__PROBLEM DESCRIPTION__
Will you give the material below again, every line exactly as it is?

------ MATERIAL SHOWN

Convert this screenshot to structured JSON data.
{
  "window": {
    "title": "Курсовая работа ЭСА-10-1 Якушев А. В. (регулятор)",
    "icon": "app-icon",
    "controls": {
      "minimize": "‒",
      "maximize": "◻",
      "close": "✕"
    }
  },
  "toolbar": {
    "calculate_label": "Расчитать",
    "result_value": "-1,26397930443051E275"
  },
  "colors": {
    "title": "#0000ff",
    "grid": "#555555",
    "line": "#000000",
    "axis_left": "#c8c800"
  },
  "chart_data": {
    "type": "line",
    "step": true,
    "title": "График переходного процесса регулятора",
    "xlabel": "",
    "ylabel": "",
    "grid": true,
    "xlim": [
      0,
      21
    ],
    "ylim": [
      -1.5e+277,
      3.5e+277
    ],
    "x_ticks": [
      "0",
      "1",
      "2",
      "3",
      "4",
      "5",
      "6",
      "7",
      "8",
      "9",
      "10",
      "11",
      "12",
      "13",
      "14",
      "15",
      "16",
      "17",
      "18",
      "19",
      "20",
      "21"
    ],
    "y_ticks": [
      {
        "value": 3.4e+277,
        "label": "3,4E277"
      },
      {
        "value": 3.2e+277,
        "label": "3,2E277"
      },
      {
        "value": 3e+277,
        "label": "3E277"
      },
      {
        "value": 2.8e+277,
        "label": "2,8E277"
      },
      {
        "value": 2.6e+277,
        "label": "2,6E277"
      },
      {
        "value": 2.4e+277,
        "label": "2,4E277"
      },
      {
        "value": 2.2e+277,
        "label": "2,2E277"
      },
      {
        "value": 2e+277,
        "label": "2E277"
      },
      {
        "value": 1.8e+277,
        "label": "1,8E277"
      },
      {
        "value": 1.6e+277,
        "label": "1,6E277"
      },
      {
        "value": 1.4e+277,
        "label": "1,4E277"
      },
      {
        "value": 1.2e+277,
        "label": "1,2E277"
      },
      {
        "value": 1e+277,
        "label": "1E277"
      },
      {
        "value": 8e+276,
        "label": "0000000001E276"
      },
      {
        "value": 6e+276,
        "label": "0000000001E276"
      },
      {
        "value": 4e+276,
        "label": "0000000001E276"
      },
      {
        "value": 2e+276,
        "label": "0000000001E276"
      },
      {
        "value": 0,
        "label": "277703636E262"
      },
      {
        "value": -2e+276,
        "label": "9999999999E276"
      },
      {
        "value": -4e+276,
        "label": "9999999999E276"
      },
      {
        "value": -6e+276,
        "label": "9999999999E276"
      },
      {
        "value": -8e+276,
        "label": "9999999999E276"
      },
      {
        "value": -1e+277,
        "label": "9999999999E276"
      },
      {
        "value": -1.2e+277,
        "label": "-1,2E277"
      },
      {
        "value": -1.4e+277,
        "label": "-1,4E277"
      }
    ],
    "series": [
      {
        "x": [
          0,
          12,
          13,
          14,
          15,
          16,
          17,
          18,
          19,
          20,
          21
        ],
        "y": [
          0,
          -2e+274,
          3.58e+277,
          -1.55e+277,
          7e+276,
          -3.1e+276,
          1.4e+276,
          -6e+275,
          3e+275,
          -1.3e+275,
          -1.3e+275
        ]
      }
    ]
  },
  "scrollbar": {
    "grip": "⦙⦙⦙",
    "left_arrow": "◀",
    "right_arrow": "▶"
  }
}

------------

__EXPECTED ANSWER__
Convert this screenshot to structured JSON data.
{
  "window": {
    "title": "Курсовая работа ЭСА-10-1 Якушев А. В. (регулятор)",
    "icon": "app-icon",
    "controls": {
      "minimize": "‒",
      "maximize": "◻",
      "close": "✕"
    }
  },
  "toolbar": {
    "calculate_label": "Расчитать",
    "result_value": "-1,26397930443051E275"
  },
  "colors": {
    "title": "#0000ff",
    "grid": "#555555",
    "line": "#000000",
    "axis_left": "#c8c800"
  },
  "chart_data": {
    "type": "line",
    "step": true,
    "title": "График переходного процесса регулятора",
    "xlabel": "",
    "ylabel": "",
    "grid": true,
    "xlim": [
      0,
      21
    ],
    "ylim": [
      -1.5e+277,
      3.5e+277
    ],
    "x_ticks": [
      "0",
      "1",
      "2",
      "3",
      "4",
      "5",
      "6",
      "7",
      "8",
      "9",
      "10",
      "11",
      "12",
      "13",
      "14",
      "15",
      "16",
      "17",
      "18",
      "19",
      "20",
      "21"
    ],
    "y_ticks": [
      {
        "value": 3.4e+277,
        "label": "3,4E277"
      },
      {
        "value": 3.2e+277,
        "label": "3,2E277"
      },
      {
        "value": 3e+277,
        "label": "3E277"
      },
      {
        "value": 2.8e+277,
        "label": "2,8E277"
      },
      {
        "value": 2.6e+277,
        "label": "2,6E277"
      },
      {
        "value": 2.4e+277,
        "label": "2,4E277"
      },
      {
        "value": 2.2e+277,
        "label": "2,2E277"
      },
      {
        "value": 2e+277,
        "label": "2E277"
      },
      {
        "value": 1.8e+277,
        "label": "1,8E277"
      },
      {
        "value": 1.6e+277,
        "label": "1,6E277"
      },
      {
        "value": 1.4e+277,
        "label": "1,4E277"
      },
      {
        "value": 1.2e+277,
        "label": "1,2E277"
      },
      {
        "value": 1e+277,
        "label": "1E277"
      },
      {
        "value": 8e+276,
        "label": "0000000001E276"
      },
      {
        "value": 6e+276,
        "label": "0000000001E276"
      },
      {
        "value": 4e+276,
        "label": "0000000001E276"
      },
      {
        "value": 2e+276,
        "label": "0000000001E276"
      },
      {
        "value": 0,
        "label": "277703636E262"
      },
      {
        "value": -2e+276,
        "label": "9999999999E276"
      },
      {
        "value": -4e+276,
        "label": "9999999999E276"
      },
      {
        "value": -6e+276,
        "label": "9999999999E276"
      },
      {
        "value": -8e+276,
        "label": "9999999999E276"
      },
      {
        "value": -1e+277,
        "label": "9999999999E276"
      },
      {
        "value": -1.2e+277,
        "label": "-1,2E277"
      },
      {
        "value": -1.4e+277,
        "label": "-1,4E277"
      }
    ],
    "series": [
      {
        "x": [
          0,
          12,
          13,
          14,
          15,
          16,
          17,
          18,
          19,
          20,
          21
        ],
        "y": [
          0,
          -2e+274,
          3.58e+277,
          -1.55e+277,
          7e+276,
          -3.1e+276,
          1.4e+276,
          -6e+275,
          3e+275,
          -1.3e+275,
          -1.3e+275
        ]
      }
    ]
  },
  "scrollbar": {
    "grip": "⦙⦙⦙",
    "left_arrow": "◀",
    "right_arrow": "▶"
  }
}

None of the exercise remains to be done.